== ESTRATTO SELEZIONATO ==
┏━━

Con questo intervento Salvatore Di Bacco avvia su Diario Diac la sua rubrica settimanale “Il labirinto oscuro dell’edilizia” dedicata ai temi dell’attuazione del decreto salva-casa e della riforma del TU dell’edilizia. Di Bacco è coordinatore del comitato scientifico UNITEL, l’associazione nazionale dei tecnici degli enti locali. Uno dei massimi esperti della materia, invitato spesso in audizioni parlamentari, svolge un’intensa attività di partecipazione a seminari e corsi di formazione. L’obiettivo della rubrica è affrontare i temi di attualità nel mondo dell’edilizia e dell’urbanistica, con un approccio operativo, sistematico e pragmatico, con particolare riferimento alle procedure da seguire, ai procedimenti e ai percorsi da applicare, alle criticità che inevitabilmente emergeranno dall’attuazione delle normative. (g.sa.)

┗━━

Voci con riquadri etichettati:

┏━━

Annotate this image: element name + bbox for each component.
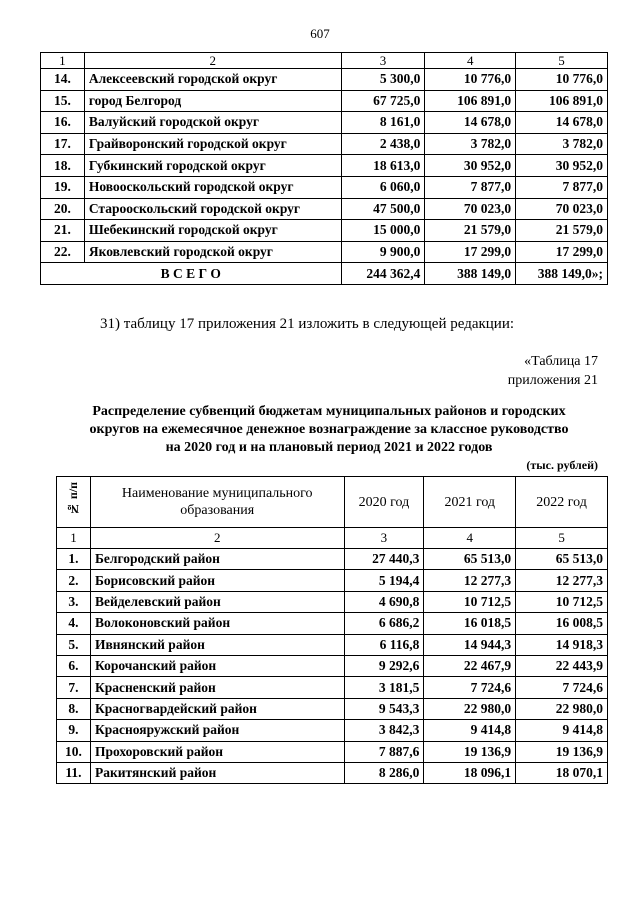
amount-cell: 21 579,0 xyxy=(425,220,516,242)
amount-cell: 14 678,0 xyxy=(425,112,516,134)
amount-cell: 9 900,0 xyxy=(341,241,425,263)
amount-cell: 21 579,0 xyxy=(516,220,608,242)
table-row xyxy=(57,655,608,676)
amount-cell: 9 414,8 xyxy=(424,720,516,741)
number-cell: 2 xyxy=(90,528,344,549)
amount-cell: 22 980,0 xyxy=(516,698,608,719)
table-row xyxy=(57,677,608,698)
total-row xyxy=(41,263,608,285)
number-row xyxy=(57,528,608,549)
row-number: 6. xyxy=(57,655,91,676)
header-cell: 2 xyxy=(84,53,341,69)
amount-cell: 19 136,9 xyxy=(424,741,516,762)
column-header-row xyxy=(57,477,608,528)
subvention-table xyxy=(56,476,608,784)
column-header: 2022 год xyxy=(516,477,608,528)
number-cell: 4 xyxy=(424,528,516,549)
amount-cell: 22 980,0 xyxy=(424,698,516,719)
row-number: 9. xyxy=(57,720,91,741)
amount-cell: 16 018,5 xyxy=(424,613,516,634)
table-row xyxy=(41,155,608,177)
amount-cell: 14 918,3 xyxy=(516,634,608,655)
amount-cell: 65 513,0 xyxy=(516,549,608,570)
amount-cell: 6 060,0 xyxy=(341,176,425,198)
amount-cell: 30 952,0 xyxy=(425,155,516,177)
district-name: Белгородский район xyxy=(90,549,344,570)
municipality-name: Яковлевский городской округ xyxy=(84,241,341,263)
amount-cell: 7 877,0 xyxy=(516,176,608,198)
column-header: Наименование муниципального образования xyxy=(90,477,344,528)
amount-cell: 7 887,6 xyxy=(344,741,424,762)
row-number-header: № п/п xyxy=(65,482,80,517)
amount-cell: 22 443,9 xyxy=(516,655,608,676)
amount-cell: 2 438,0 xyxy=(341,133,425,155)
row-number: 20. xyxy=(41,198,85,220)
district-name: Прохоровский район xyxy=(90,741,344,762)
amount-cell: 3 181,5 xyxy=(344,677,424,698)
amount-cell: 7 724,6 xyxy=(516,677,608,698)
table-row xyxy=(57,720,608,741)
amount-cell: 4 690,8 xyxy=(344,591,424,612)
amount-cell: 65 513,0 xyxy=(424,549,516,570)
row-number: 15. xyxy=(41,90,85,112)
amount-cell: 17 299,0 xyxy=(516,241,608,263)
district-name: Красногвардейский район xyxy=(90,698,344,719)
district-name: Борисовский район xyxy=(90,570,344,591)
row-number: 17. xyxy=(41,133,85,155)
municipality-name: Новооскольский городской округ xyxy=(84,176,341,198)
table-row xyxy=(41,133,608,155)
table-row xyxy=(41,176,608,198)
row-number: 1. xyxy=(57,549,91,570)
district-name: Красненский район xyxy=(90,677,344,698)
row-number: 7. xyxy=(57,677,91,698)
total-amount: 388 149,0»; xyxy=(516,263,608,285)
amount-cell: 7 877,0 xyxy=(425,176,516,198)
header-cell: 3 xyxy=(341,53,425,69)
district-name: Волоконовский район xyxy=(90,613,344,634)
amount-cell: 3 782,0 xyxy=(425,133,516,155)
table-note-line2: приложения 21 xyxy=(507,373,598,388)
municipality-name: Грайворонский городской округ xyxy=(84,133,341,155)
table-row xyxy=(41,90,608,112)
header-cell: 5 xyxy=(516,53,608,69)
table-row xyxy=(57,762,608,783)
amount-cell: 6 686,2 xyxy=(344,613,424,634)
amount-cell: 5 300,0 xyxy=(341,69,425,91)
header-row xyxy=(41,53,608,69)
table-note-line1: «Таблица 17 xyxy=(524,354,598,369)
row-number: 2. xyxy=(57,570,91,591)
row-number: 4. xyxy=(57,613,91,634)
total-label: В С Е Г О xyxy=(41,263,342,285)
amount-cell: 10 776,0 xyxy=(425,69,516,91)
amount-cell: 18 096,1 xyxy=(424,762,516,783)
amount-cell: 6 116,8 xyxy=(344,634,424,655)
title-line-3: на 2020 год и на плановый период 2021 и 2022 годов xyxy=(165,440,493,455)
amount-cell: 16 008,5 xyxy=(516,613,608,634)
table-title xyxy=(40,403,618,457)
row-number: 18. xyxy=(41,155,85,177)
amount-cell: 3 842,3 xyxy=(344,720,424,741)
table-row xyxy=(57,741,608,762)
row-number: 8. xyxy=(57,698,91,719)
column-header: 2021 год xyxy=(424,477,516,528)
amendment-paragraph: 31) таблицу 17 приложения 21 изложить в следующей редакции: xyxy=(100,316,515,332)
amount-cell: 17 299,0 xyxy=(425,241,516,263)
table-row xyxy=(41,112,608,134)
amount-cell: 10 712,5 xyxy=(516,591,608,612)
title-line-1: Распределение субвенций бюджетам муниципальных районов и городских xyxy=(92,404,566,419)
units-label: (тыс. рублей) xyxy=(526,458,598,472)
row-number: 19. xyxy=(41,176,85,198)
table-row xyxy=(57,634,608,655)
amount-cell: 47 500,0 xyxy=(341,198,425,220)
amount-cell: 30 952,0 xyxy=(516,155,608,177)
row-number: 14. xyxy=(41,69,85,91)
table-row xyxy=(57,570,608,591)
district-name: Ракитянский район xyxy=(90,762,344,783)
amount-cell: 9 414,8 xyxy=(516,720,608,741)
row-number: 5. xyxy=(57,634,91,655)
table-row xyxy=(41,69,608,91)
amount-cell: 18 070,1 xyxy=(516,762,608,783)
row-number: 3. xyxy=(57,591,91,612)
amount-cell: 18 613,0 xyxy=(341,155,425,177)
number-cell: 3 xyxy=(344,528,424,549)
amount-cell: 10 712,5 xyxy=(424,591,516,612)
row-number: 11. xyxy=(57,762,91,783)
amount-cell: 9 292,6 xyxy=(344,655,424,676)
total-amount: 244 362,4 xyxy=(341,263,425,285)
table-row xyxy=(57,591,608,612)
column-header xyxy=(57,477,91,528)
title-line-2: округов на ежемесячное денежное вознаграждение за классное руководство xyxy=(89,422,569,437)
amount-cell: 27 440,3 xyxy=(344,549,424,570)
page-number: 607 xyxy=(310,26,330,41)
table-row xyxy=(57,613,608,634)
table-row xyxy=(41,198,608,220)
header-cell: 4 xyxy=(425,53,516,69)
number-cell: 5 xyxy=(516,528,608,549)
header-cell: 1 xyxy=(41,53,85,69)
district-name: Корочанский район xyxy=(90,655,344,676)
amount-cell: 7 724,6 xyxy=(424,677,516,698)
table-row xyxy=(41,241,608,263)
amount-cell: 8 286,0 xyxy=(344,762,424,783)
amount-cell: 12 277,3 xyxy=(516,570,608,591)
amount-cell: 106 891,0 xyxy=(516,90,608,112)
amount-cell: 70 023,0 xyxy=(425,198,516,220)
row-number: 21. xyxy=(41,220,85,242)
amount-cell: 9 543,3 xyxy=(344,698,424,719)
amount-cell: 19 136,9 xyxy=(516,741,608,762)
table-row xyxy=(57,698,608,719)
district-name: Краснояружский район xyxy=(90,720,344,741)
municipality-name: Губкинский городской округ xyxy=(84,155,341,177)
amount-cell: 12 277,3 xyxy=(424,570,516,591)
amount-cell: 67 725,0 xyxy=(341,90,425,112)
row-number: 22. xyxy=(41,241,85,263)
row-number: 16. xyxy=(41,112,85,134)
amount-cell: 5 194,4 xyxy=(344,570,424,591)
row-number: 10. xyxy=(57,741,91,762)
amount-cell: 15 000,0 xyxy=(341,220,425,242)
municipality-name: город Белгород xyxy=(84,90,341,112)
district-name: Вейделевский район xyxy=(90,591,344,612)
table-row xyxy=(57,549,608,570)
amount-cell: 70 023,0 xyxy=(516,198,608,220)
number-cell: 1 xyxy=(57,528,91,549)
municipality-name: Валуйский городской округ xyxy=(84,112,341,134)
continued-allocation-table xyxy=(40,52,608,285)
municipality-name: Шебекинский городской округ xyxy=(84,220,341,242)
amount-cell: 3 782,0 xyxy=(516,133,608,155)
amount-cell: 14 678,0 xyxy=(516,112,608,134)
amount-cell: 8 161,0 xyxy=(341,112,425,134)
total-amount: 388 149,0 xyxy=(425,263,516,285)
amount-cell: 106 891,0 xyxy=(425,90,516,112)
municipality-name: Алексеевский городской округ xyxy=(84,69,341,91)
amount-cell: 10 776,0 xyxy=(516,69,608,91)
table-row xyxy=(41,220,608,242)
district-name: Ивнянский район xyxy=(90,634,344,655)
amount-cell: 14 944,3 xyxy=(424,634,516,655)
municipality-name: Старооскольский городской округ xyxy=(84,198,341,220)
amount-cell: 22 467,9 xyxy=(424,655,516,676)
column-header: 2020 год xyxy=(344,477,424,528)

┗━━

== OPERAZIONI DA SVOLGERE ==
a – Riporta parola per parola il passo della presentazione della rubrica che comincia con "Con questo intervento" e prosegue fino a "delle normative. (g.sa.)".
b – Restituisci senza modifiche, e senza aggiungere altro, le righe delle voci che vanno da quella contenente "amount-cell: 21 579,0 xyxy=(425,220,516,242)" fino a quella contenente "district-name: Красногвардейский район", entrambe comprese.

== SOLUZIONI ==
a –
Con questo intervento Salvatore Di Bacco avvia su Diario Diac la sua rubrica settimanale “Il labirinto oscuro dell’edilizia” dedicata ai temi dell’attuazione del decreto salva-casa e della riforma del TU dell’edilizia. Di Bacco è coordinatore del comitato scientifico UNITEL, l’associazione nazionale dei tecnici degli enti locali. Uno dei massimi esperti della materia, invitato spesso in audizioni parlamentari, svolge un’intensa attività di partecipazione a seminari e corsi di formazione. L’obiettivo della rubrica è affrontare i temi di attualità nel mondo dell’edilizia e dell’urbanistica, con un approccio operativo, sistematico e pragmatico, con particolare riferimento alle procedure da seguire, ai procedimenti e ai percorsi da applicare, alle criticità che inevitabilmente emergeranno dall’attuazione delle normative. (g.sa.)

b –
amount-cell: 21 579,0 xyxy=(425,220,516,242)
amount-cell: 14 678,0 xyxy=(425,112,516,134)
amount-cell: 9 900,0 xyxy=(341,241,425,263)
amount-cell: 21 579,0 xyxy=(516,220,608,242)
table-row xyxy=(57,655,608,676)
amount-cell: 9 414,8 xyxy=(424,720,516,741)
number-cell: 2 xyxy=(90,528,344,549)
amount-cell: 22 980,0 xyxy=(516,698,608,719)
table-row xyxy=(57,677,608,698)
total-row xyxy=(41,263,608,285)
number-row xyxy=(57,528,608,549)
row-number: 6. xyxy=(57,655,91,676)
header-cell: 2 xyxy=(84,53,341,69)
amount-cell: 19 136,9 xyxy=(424,741,516,762)
column-header-row xyxy=(57,477,608,528)
subvention-table xyxy=(56,476,608,784)
column-header: 2022 год xyxy=(516,477,608,528)
number-cell: 4 xyxy=(424,528,516,549)
amount-cell: 22 980,0 xyxy=(424,698,516,719)
row-number: 9. xyxy=(57,720,91,741)
amount-cell: 16 018,5 xyxy=(424,613,516,634)
table-row xyxy=(41,155,608,177)
amount-cell: 14 918,3 xyxy=(516,634,608,655)
amount-cell: 65 513,0 xyxy=(516,549,608,570)
amount-cell: 6 060,0 xyxy=(341,176,425,198)
amount-cell: 30 952,0 xyxy=(425,155,516,177)
district-name: Белгородский район xyxy=(90,549,344,570)
municipality-name: Яковлевский городской округ xyxy=(84,241,341,263)
amount-cell: 7 877,0 xyxy=(516,176,608,198)
column-header: Наименование муниципального образования xyxy=(90,477,344,528)
amount-cell: 7 887,6 xyxy=(344,741,424,762)
row-number-header: № п/п xyxy=(65,482,80,517)
amount-cell: 22 443,9 xyxy=(516,655,608,676)
amount-cell: 2 438,0 xyxy=(341,133,425,155)
row-number: 20. xyxy=(41,198,85,220)
district-name: Прохоровский район xyxy=(90,741,344,762)
amount-cell: 3 181,5 xyxy=(344,677,424,698)
amount-cell: 7 724,6 xyxy=(516,677,608,698)
table-row xyxy=(57,720,608,741)
amount-cell: 4 690,8 xyxy=(344,591,424,612)
amount-cell: 65 513,0 xyxy=(424,549,516,570)
row-number: 15. xyxy=(41,90,85,112)
amount-cell: 17 299,0 xyxy=(516,241,608,263)
district-name: Красногвардейский район xyxy=(90,698,344,719)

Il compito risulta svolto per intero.